- **Prompt**: Extract each line containing the string "bitta".

(Entries taken from a collection)

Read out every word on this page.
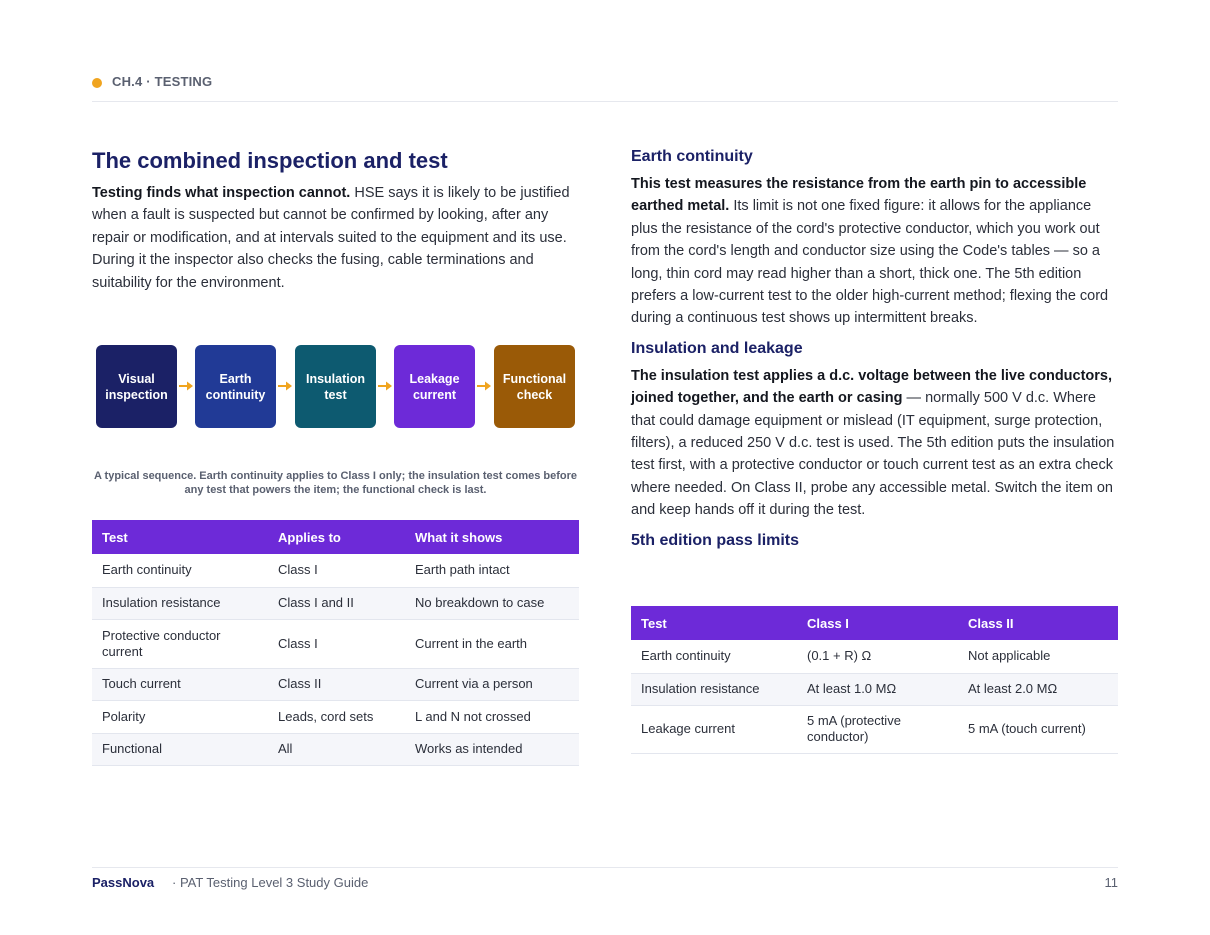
CH.4 · TESTING
The combined inspection and test

Testing finds what inspection cannot. HSE says it is likely to be justified when a fault is suspected but cannot be confirmed by looking, after any repair or modification, and at intervals suited to the equipment and its use. During it the inspector also checks the fusing, cable terminations and suitability for the environment.

Visual
inspection
Earth
continuity
Insulation
test
Leakage
current
Functional
check
A typical sequence. Earth continuity applies to Class I only; the insulation test comes before any test that powers the item; the functional check is last.
Test	Applies to	What it shows
Earth continuity	Class I	Earth path intact
Insulation resistance	Class I and II	No breakdown to case
Protective conductor current	Class I	Current in the earth
Touch current	Class II	Current via a person
Polarity	Leads, cord sets	L and N not crossed
Functional	All	Works as intended
Earth continuity

This test measures the resistance from the earth pin to accessible earthed metal. Its limit is not one fixed figure: it allows for the appliance plus the resistance of the cord's protective conductor, which you work out from the cord's length and conductor size using the Code's tables — so a long, thin cord may read higher than a short, thick one. The 5th edition prefers a low-current test to the older high-current method; flexing the cord during a continuous test shows up intermittent breaks.

Insulation and leakage

The insulation test applies a d.c. voltage between the live conductors, joined together, and the earth or casing — normally 500 V d.c. Where that could damage equipment or mislead (IT equipment, surge protection, filters), a reduced 250 V d.c. test is used. The 5th edition puts the insulation test first, with a protective conductor or touch current test as an extra check where needed. On Class II, probe any accessible metal. Switch the item on and keep hands off it during the test.

5th edition pass limits
Test	Class I	Class II
Earth continuity	(0.1 + R) Ω	Not applicable
Insulation resistance	At least 1.0 MΩ	At least 2.0 MΩ
Leakage current	5 mA (protective conductor)	5 mA (touch current)
PassNova · PAT Testing Level 3 Study Guide	11
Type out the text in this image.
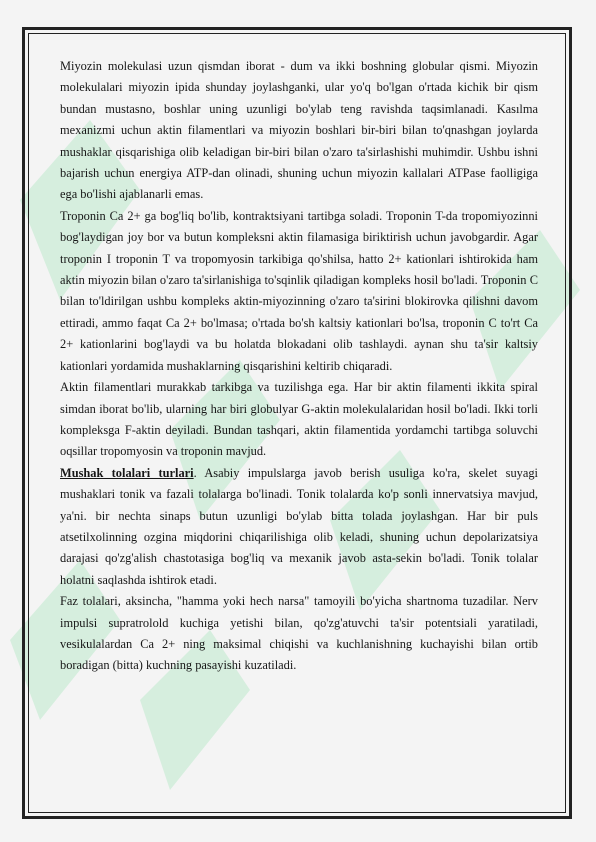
Miyozin molekulasi uzun qismdan iborat - dum va ikki boshning globular qismi. Miyozin molekulalari miyozin ipida shunday joylashganki, ular yo'q bo'lgan o'rtada kichik bir qism bundan mustasno, boshlar uning uzunligi bo'ylab teng ravishda taqsimlanadi. Kasılma mexanizmi uchun aktin filamentlari va miyozin boshlari bir-biri bilan to'qnashgan joylarda mushaklar qisqarishiga olib keladigan bir-biri bilan o'zaro ta'sirlashishi muhimdir. Ushbu ishni bajarish uchun energiya ATP-dan olinadi, shuning uchun miyozin kallalari ATPase faolligiga ega bo'lishi ajablanarli emas.

Troponin Ca 2+ ga bog'liq bo'lib, kontraktsiyani tartibga soladi. Troponin T-da tropomiyozinni bog'laydigan joy bor va butun kompleksni aktin filamasiga biriktirish uchun javobgardir. Agar troponin I troponin T va tropomyosin tarkibiga qo'shilsa, hatto 2+ kationlari ishtirokida ham aktin miyozin bilan o'zaro ta'sirlanishiga to'sqinlik qiladigan kompleks hosil bo'ladi. Troponin C bilan to'ldirilgan ushbu kompleks aktin-miyozinning o'zaro ta'sirini blokirovka qilishni davom ettiradi, ammo faqat Ca 2+ bo'lmasa; o'rtada bo'sh kaltsiy kationlari bo'lsa, troponin C to'rt Ca 2+ kationlarini bog'laydi va bu holatda blokadani olib tashlaydi. aynan shu ta'sir kaltsiy kationlari yordamida mushaklarning qisqarishini keltirib chiqaradi.

Aktin filamentlari murakkab tarkibga va tuzilishga ega. Har bir aktin filamenti ikkita spiral simdan iborat bo'lib, ularning har biri globulyar G-aktin molekulalaridan hosil bo'ladi. Ikki torli kompleksga F-aktin deyiladi. Bundan tashqari, aktin filamentida yordamchi tartibga soluvchi oqsillar tropomyosin va troponin mavjud.

Mushak tolalari turlari. Asabiy impulslarga javob berish usuliga ko'ra, skelet suyagi mushaklari tonik va fazali tolalarga bo'linadi. Tonik tolalarda ko'p sonli innervatsiya mavjud, ya'ni. bir nechta sinaps butun uzunligi bo'ylab bitta tolada joylashgan. Har bir puls atsetilxolinning ozgina miqdorini chiqarilishiga olib keladi, shuning uchun depolarizatsiya darajasi qo'zg'alish chastotasiga bog'liq va mexanik javob asta-sekin bo'ladi. Tonik tolalar holatni saqlashda ishtirok etadi.

Faz tolalari, aksincha, "hamma yoki hech narsa" tamoyili bo'yicha shartnoma tuzadilar. Nerv impulsi supratrolold kuchiga yetishi bilan, qo'zg'atuvchi ta'sir potentsiali yaratiladi, vesikulalardan Ca 2+ ning maksimal chiqishi va kuchlanishning kuchayishi bilan ortib boradigan (bitta) kuchning pasayishi kuzatiladi.
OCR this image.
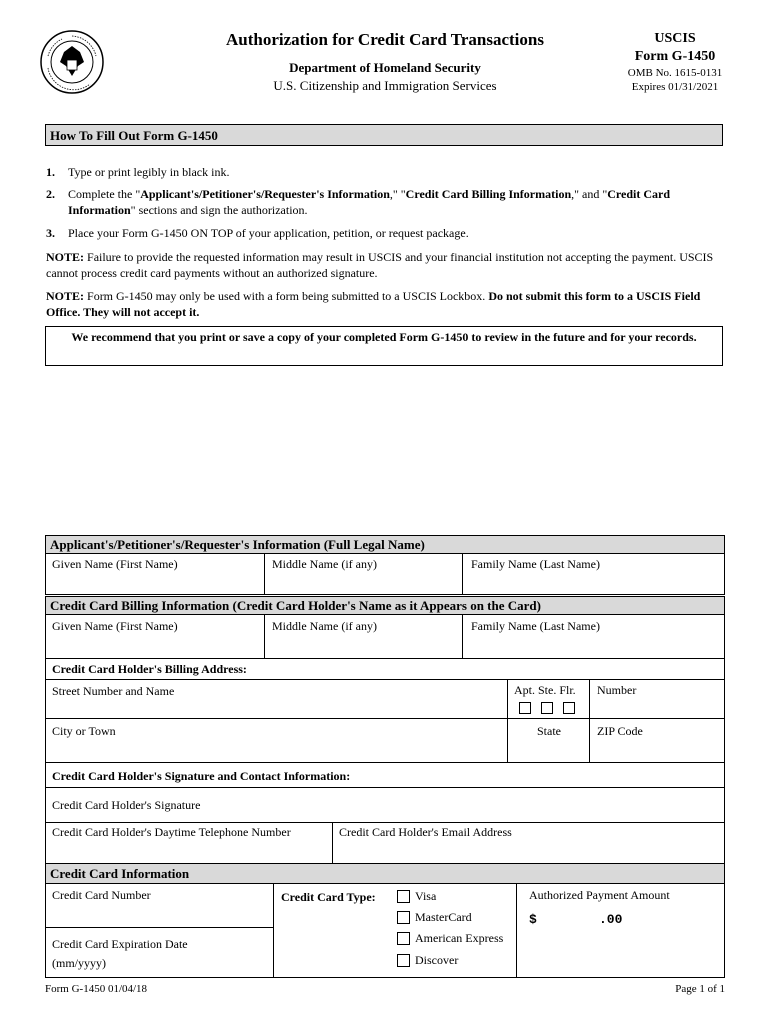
Authorization for Credit Card Transactions
Department of Homeland Security
U.S. Citizenship and Immigration Services
USCIS
Form G-1450
OMB No. 1615-0131
Expires 01/31/2021
How To Fill Out Form G-1450
1. Type or print legibly in black ink.
2. Complete the "Applicant's/Petitioner's/Requester's Information," "Credit Card Billing Information," and "Credit Card Information" sections and sign the authorization.
3. Place your Form G-1450 ON TOP of your application, petition, or request package.
NOTE: Failure to provide the requested information may result in USCIS and your financial institution not accepting the payment. USCIS cannot process credit card payments without an authorized signature.
NOTE: Form G-1450 may only be used with a form being submitted to a USCIS Lockbox. Do not submit this form to a USCIS Field Office. They will not accept it.
We recommend that you print or save a copy of your completed Form G-1450 to review in the future and for your records.
Applicant's/Petitioner's/Requester's Information (Full Legal Name)
Given Name (First Name)	Middle Name (if any)	Family Name (Last Name)
Credit Card Billing Information (Credit Card Holder's Name as it Appears on the Card)
Given Name (First Name)	Middle Name (if any)	Family Name (Last Name)
Credit Card Holder's Billing Address:
Street Number and Name	Apt. Ste. Flr. Number
City or Town	State	ZIP Code
Credit Card Holder's Signature and Contact Information:
Credit Card Holder's Signature
Credit Card Holder's Daytime Telephone Number	Credit Card Holder's Email Address
Credit Card Information
Credit Card Number
Credit Card Expiration Date
(mm/yyyy)
Credit Card Type:	Visa
MasterCard
American Express
Discover
Authorized Payment Amount
$	.00
Form G-1450 01/04/18	Page 1 of 1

- **Written solution**:
Mushak tolalari turlari. Asabiy impulslarga javob berish usuliga ko'ra, skelet suyagi mushaklari tonik va fazali tolalarga bo'linadi. Tonik tolalarda ko'p sonli innervatsiya mavjud, ya'ni. bir nechta sinaps butun uzunligi bo'ylab bitta tolada joylashgan. Har bir puls atsetilxolinning ozgina miqdorini chiqarilishiga olib keladi, shuning uchun depolarizatsiya darajasi qo'zg'alish chastotasiga bog'liq va mexanik javob asta-sekin bo'ladi. Tonik tolalar holatni saqlashda ishtirok etadi.
Faz tolalari, aksincha, "hamma yoki hech narsa" tamoyili bo'yicha shartnoma tuzadilar. Nerv impulsi supratrolold kuchiga yetishi bilan, qo'zg'atuvchi ta'sir potentsiali yaratiladi, vesikulalardan Ca 2+ ning maksimal chiqishi va kuchlanishning kuchayishi bilan ortib boradigan (bitta) kuchning pasayishi kuzatiladi.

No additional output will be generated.